● **DIRECTION**:
Leave the pictures out and transcribe every record exactly.

--- start of DATA ENTRIES ---

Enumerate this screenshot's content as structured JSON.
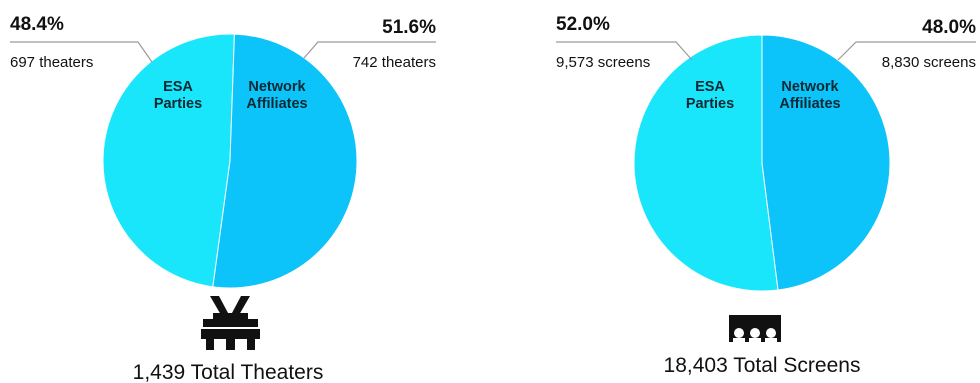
{
  "chart_data": [
    {
      "type": "pie",
      "title": "",
      "slices": [
        {
          "label_line1": "ESA",
          "label_line2": "Parties",
          "percent_text": "48.4%",
          "value": 48.4,
          "count_text": "697 theaters",
          "color": "#19E6FA"
        },
        {
          "label_line1": "Network",
          "label_line2": "Affiliates",
          "percent_text": "51.6%",
          "value": 51.6,
          "count_text": "742 theaters",
          "color": "#0CC3FA"
        }
      ],
      "total_text": "1,439 Total Theaters",
      "icon": "theater-icon"
    },
    {
      "type": "pie",
      "title": "",
      "slices": [
        {
          "label_line1": "ESA",
          "label_line2": "Parties",
          "percent_text": "52.0%",
          "value": 52.0,
          "count_text": "9,573 screens",
          "color": "#19E6FA"
        },
        {
          "label_line1": "Network",
          "label_line2": "Affiliates",
          "percent_text": "48.0%",
          "value": 48.0,
          "count_text": "8,830 screens",
          "color": "#0CC3FA"
        }
      ],
      "total_text": "18,403 Total Screens",
      "icon": "screens-icon"
    }
  ]
}
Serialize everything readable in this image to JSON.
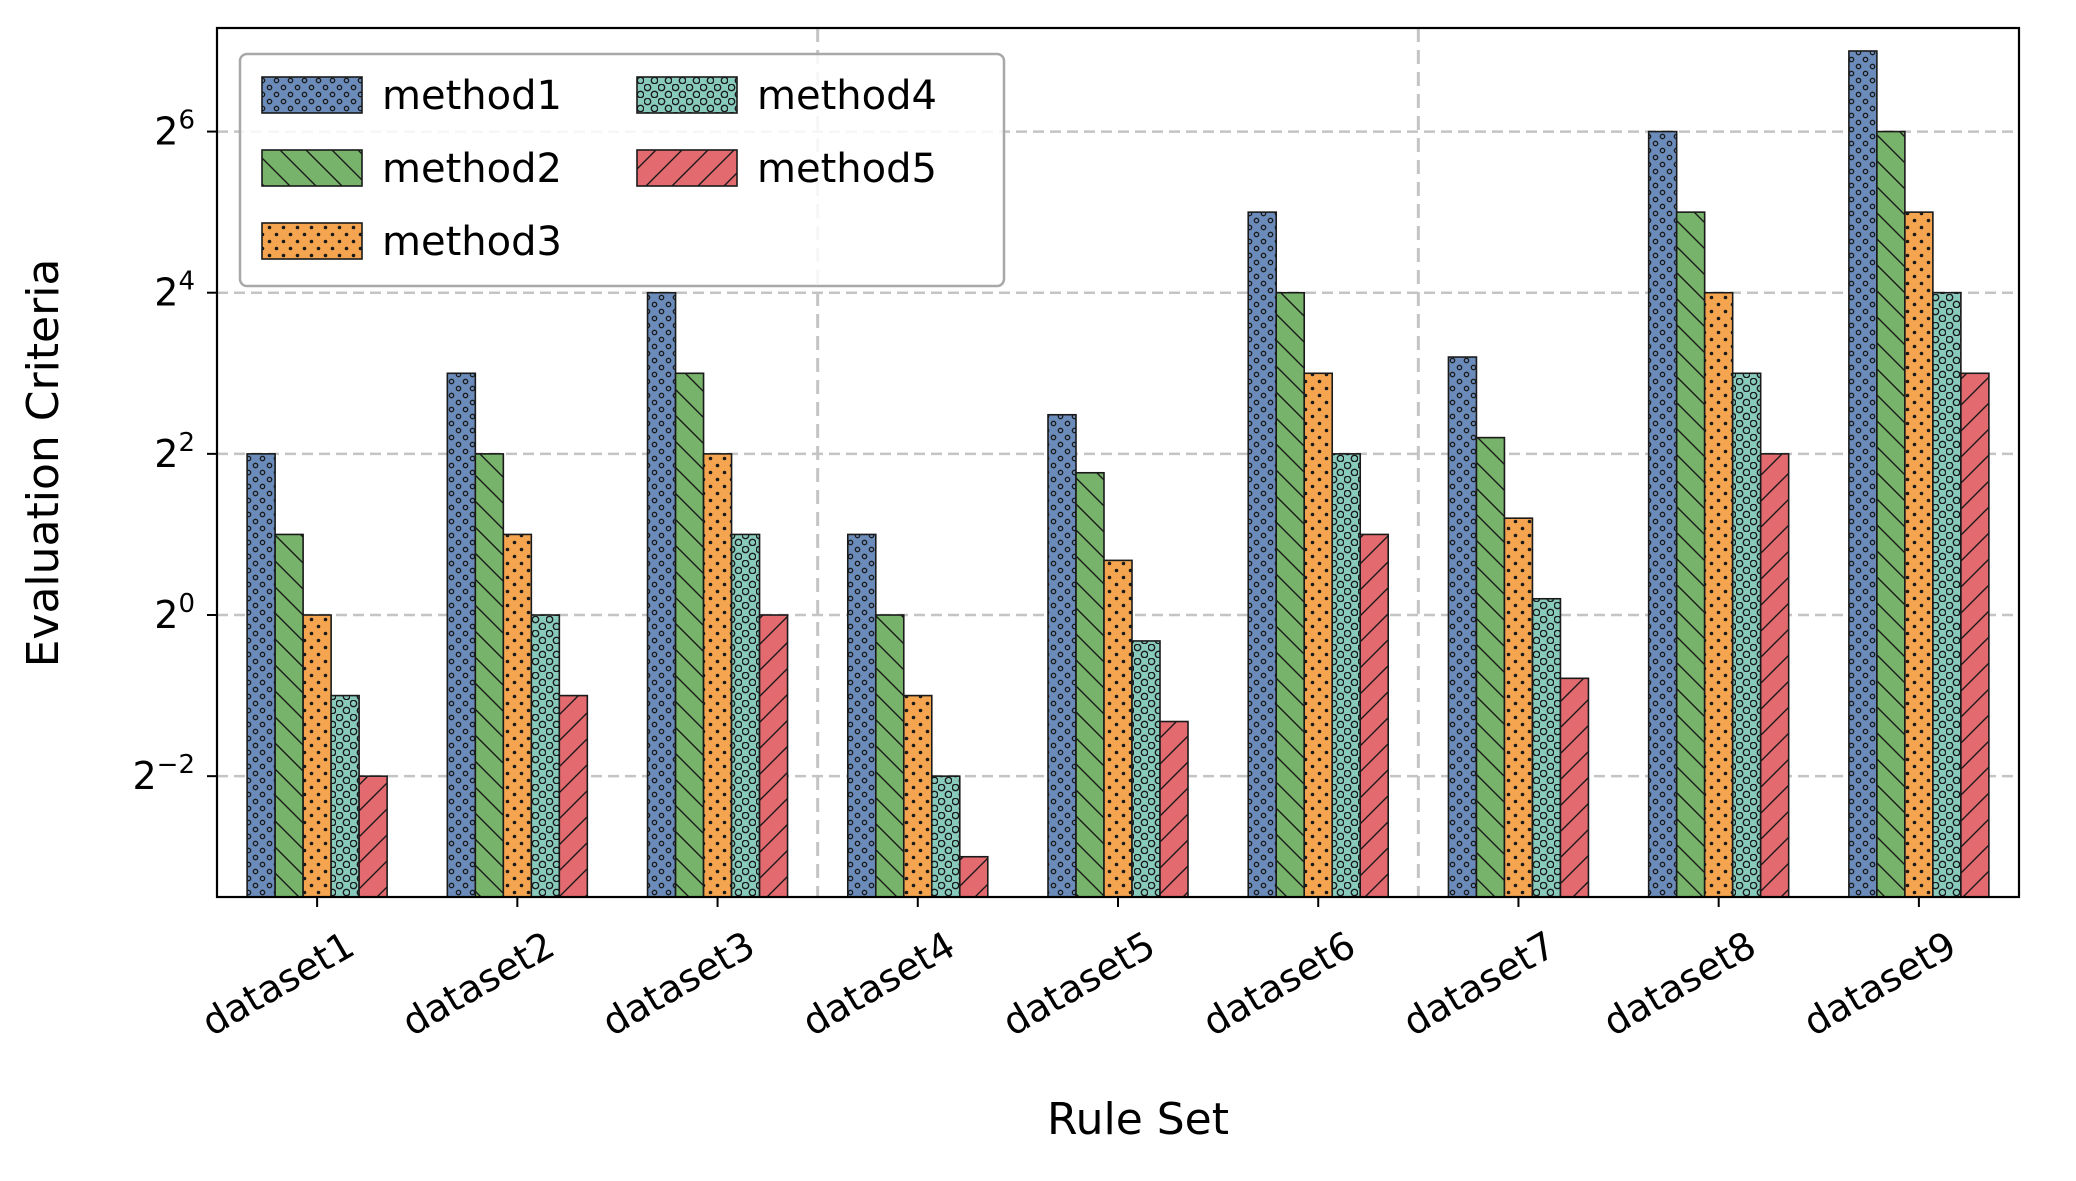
{
  "chart_data": {
    "type": "bar",
    "title": "",
    "xlabel": "Rule  Set",
    "ylabel": "Evaluation Criteria",
    "y_scale": "log2",
    "ylim": [
      0.0884,
      156
    ],
    "y_ticks": [
      {
        "value": 0.25,
        "base": "2",
        "exp": "−2"
      },
      {
        "value": 1,
        "base": "2",
        "exp": "0"
      },
      {
        "value": 4,
        "base": "2",
        "exp": "2"
      },
      {
        "value": 16,
        "base": "2",
        "exp": "4"
      },
      {
        "value": 64,
        "base": "2",
        "exp": "6"
      }
    ],
    "categories": [
      "dataset1",
      "dataset2",
      "dataset3",
      "dataset4",
      "dataset5",
      "dataset6",
      "dataset7",
      "dataset8",
      "dataset9"
    ],
    "series": [
      {
        "name": "method1",
        "color": "#6b8cba",
        "hatch": "small-circles",
        "values": [
          4,
          8,
          16,
          2,
          5.6,
          32,
          9.2,
          64,
          128
        ]
      },
      {
        "name": "method2",
        "color": "#77b36a",
        "hatch": "backslash",
        "values": [
          2,
          4,
          8,
          1,
          3.4,
          16,
          4.6,
          32,
          64
        ]
      },
      {
        "name": "method3",
        "color": "#f5a54f",
        "hatch": "dots",
        "values": [
          1,
          2,
          4,
          0.5,
          1.6,
          8,
          2.3,
          16,
          32
        ]
      },
      {
        "name": "method4",
        "color": "#88cbbd",
        "hatch": "rings",
        "values": [
          0.5,
          1,
          2,
          0.25,
          0.8,
          4,
          1.15,
          8,
          16
        ]
      },
      {
        "name": "method5",
        "color": "#e36b70",
        "hatch": "slash",
        "values": [
          0.25,
          0.5,
          1,
          0.125,
          0.4,
          2,
          0.58,
          4,
          8
        ]
      }
    ],
    "grid": {
      "y": true,
      "x_separators_after": [
        3,
        6
      ]
    },
    "legend": {
      "position": "top-left",
      "columns": 2
    }
  }
}
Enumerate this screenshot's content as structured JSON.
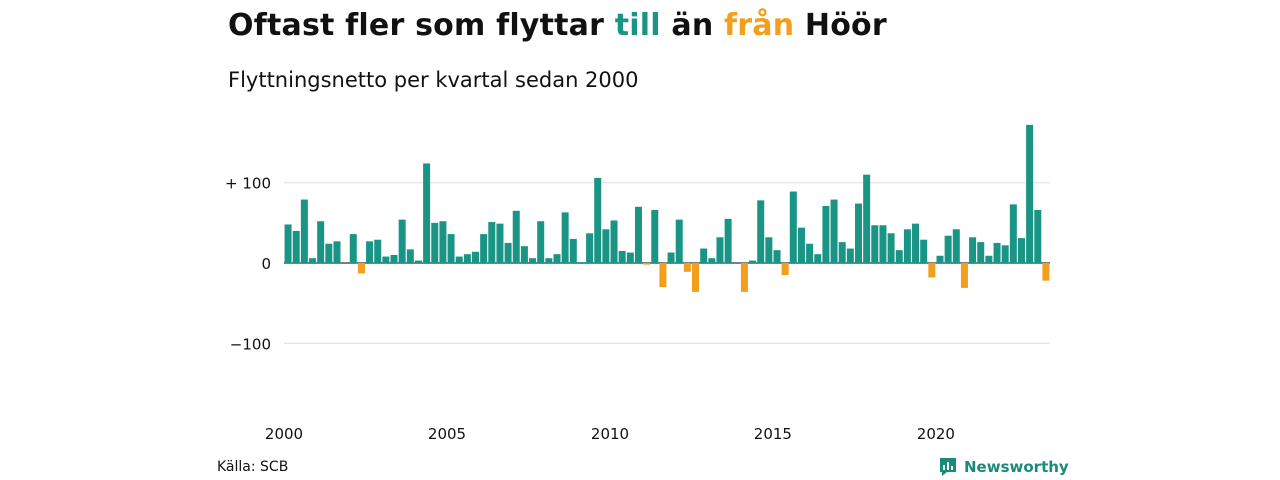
{
  "title": {
    "prefix": "Oftast fler som flyttar ",
    "till": "till",
    "mid": " än ",
    "fran": "från",
    "suffix": " Höör"
  },
  "subtitle": "Flyttningsnetto per kvartal sedan 2000",
  "source": "Källa: SCB",
  "brand": {
    "name": "Newsworthy",
    "icon": "newsworthy-logo-icon"
  },
  "colors": {
    "positive": "#1a9585",
    "negative": "#f29f1b",
    "grid": "#dddddd",
    "zero_line": "#333333",
    "brand": "#1a8a7a"
  },
  "chart_data": {
    "type": "bar",
    "ylim": [
      -160,
      180
    ],
    "yticks": [
      -100,
      0,
      100
    ],
    "ytick_labels": [
      "−100",
      "0",
      "+ 100"
    ],
    "xtick_labels": [
      "2000",
      "2005",
      "2010",
      "2015",
      "2020"
    ],
    "xtick_quarter_index": [
      0,
      20,
      40,
      60,
      80
    ],
    "grid": true,
    "start": "2000 Q1",
    "values": [
      48,
      40,
      79,
      6,
      52,
      24,
      27,
      0,
      36,
      -13,
      27,
      29,
      8,
      10,
      54,
      17,
      3,
      124,
      50,
      52,
      36,
      8,
      11,
      14,
      36,
      51,
      49,
      25,
      65,
      21,
      6,
      52,
      6,
      11,
      63,
      30,
      1,
      37,
      106,
      42,
      53,
      15,
      13,
      70,
      -2,
      66,
      -30,
      13,
      54,
      -11,
      -36,
      18,
      6,
      32,
      55,
      0,
      -36,
      3,
      78,
      32,
      16,
      -15,
      89,
      44,
      24,
      11,
      71,
      79,
      26,
      18,
      74,
      110,
      47,
      47,
      37,
      16,
      42,
      49,
      29,
      -18,
      9,
      34,
      42,
      -31,
      32,
      26,
      9,
      25,
      22,
      73,
      31,
      172,
      66,
      -22
    ]
  }
}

--- end of DATA ENTRIES ---

● **ANSWER TO THE EXERCISE**:
Enumerate this screenshot's content as structured JSON.
{
  "chart_data": [
    {
      "type": "pie",
      "title": "",
      "slices": [
        {
          "label_line1": "ESA",
          "label_line2": "Parties",
          "percent_text": "48.4%",
          "value": 48.4,
          "count_text": "697 theaters",
          "color": "#19E6FA"
        },
        {
          "label_line1": "Network",
          "label_line2": "Affiliates",
          "percent_text": "51.6%",
          "value": 51.6,
          "count_text": "742 theaters",
          "color": "#0CC3FA"
        }
      ],
      "total_text": "1,439 Total Theaters",
      "icon": "theater-icon"
    },
    {
      "type": "pie",
      "title": "",
      "slices": [
        {
          "label_line1": "ESA",
          "label_line2": "Parties",
          "percent_text": "52.0%",
          "value": 52.0,
          "count_text": "9,573 screens",
          "color": "#19E6FA"
        },
        {
          "label_line1": "Network",
          "label_line2": "Affiliates",
          "percent_text": "48.0%",
          "value": 48.0,
          "count_text": "8,830 screens",
          "color": "#0CC3FA"
        }
      ],
      "total_text": "18,403 Total Screens",
      "icon": "screens-icon"
    }
  ]
}
Serialize everything readable in this image to JSON.
{
  "chart_data": {
    "type": "bar",
    "title": "",
    "xlabel": "Rule  Set",
    "ylabel": "Evaluation Criteria",
    "y_scale": "log2",
    "ylim": [
      0.0884,
      156
    ],
    "y_ticks": [
      {
        "value": 0.25,
        "base": "2",
        "exp": "−2"
      },
      {
        "value": 1,
        "base": "2",
        "exp": "0"
      },
      {
        "value": 4,
        "base": "2",
        "exp": "2"
      },
      {
        "value": 16,
        "base": "2",
        "exp": "4"
      },
      {
        "value": 64,
        "base": "2",
        "exp": "6"
      }
    ],
    "categories": [
      "dataset1",
      "dataset2",
      "dataset3",
      "dataset4",
      "dataset5",
      "dataset6",
      "dataset7",
      "dataset8",
      "dataset9"
    ],
    "series": [
      {
        "name": "method1",
        "color": "#6b8cba",
        "hatch": "small-circles",
        "values": [
          4,
          8,
          16,
          2,
          5.6,
          32,
          9.2,
          64,
          128
        ]
      },
      {
        "name": "method2",
        "color": "#77b36a",
        "hatch": "backslash",
        "values": [
          2,
          4,
          8,
          1,
          3.4,
          16,
          4.6,
          32,
          64
        ]
      },
      {
        "name": "method3",
        "color": "#f5a54f",
        "hatch": "dots",
        "values": [
          1,
          2,
          4,
          0.5,
          1.6,
          8,
          2.3,
          16,
          32
        ]
      },
      {
        "name": "method4",
        "color": "#88cbbd",
        "hatch": "rings",
        "values": [
          0.5,
          1,
          2,
          0.25,
          0.8,
          4,
          1.15,
          8,
          16
        ]
      },
      {
        "name": "method5",
        "color": "#e36b70",
        "hatch": "slash",
        "values": [
          0.25,
          0.5,
          1,
          0.125,
          0.4,
          2,
          0.58,
          4,
          8
        ]
      }
    ],
    "grid": {
      "y": true,
      "x_separators_after": [
        3,
        6
      ]
    },
    "legend": {
      "position": "top-left",
      "columns": 2
    }
  }
}
Enumerate this screenshot's content as structured JSON.
{
  "title": {
    "prefix": "Oftast fler som flyttar ",
    "till": "till",
    "mid": " än ",
    "fran": "från",
    "suffix": " Höör"
  },
  "subtitle": "Flyttningsnetto per kvartal sedan 2000",
  "source": "Källa: SCB",
  "brand": {
    "name": "Newsworthy",
    "icon": "newsworthy-logo-icon"
  },
  "colors": {
    "positive": "#1a9585",
    "negative": "#f29f1b",
    "grid": "#dddddd",
    "zero_line": "#333333",
    "brand": "#1a8a7a"
  },
  "chart_data": {
    "type": "bar",
    "ylim": [
      -160,
      180
    ],
    "yticks": [
      -100,
      0,
      100
    ],
    "ytick_labels": [
      "−100",
      "0",
      "+ 100"
    ],
    "xtick_labels": [
      "2000",
      "2005",
      "2010",
      "2015",
      "2020"
    ],
    "xtick_quarter_index": [
      0,
      20,
      40,
      60,
      80
    ],
    "grid": true,
    "start": "2000 Q1",
    "values": [
      48,
      40,
      79,
      6,
      52,
      24,
      27,
      0,
      36,
      -13,
      27,
      29,
      8,
      10,
      54,
      17,
      3,
      124,
      50,
      52,
      36,
      8,
      11,
      14,
      36,
      51,
      49,
      25,
      65,
      21,
      6,
      52,
      6,
      11,
      63,
      30,
      1,
      37,
      106,
      42,
      53,
      15,
      13,
      70,
      -2,
      66,
      -30,
      13,
      54,
      -11,
      -36,
      18,
      6,
      32,
      55,
      0,
      -36,
      3,
      78,
      32,
      16,
      -15,
      89,
      44,
      24,
      11,
      71,
      79,
      26,
      18,
      74,
      110,
      47,
      47,
      37,
      16,
      42,
      49,
      29,
      -18,
      9,
      34,
      42,
      -31,
      32,
      26,
      9,
      25,
      22,
      73,
      31,
      172,
      66,
      -22
    ]
  }
}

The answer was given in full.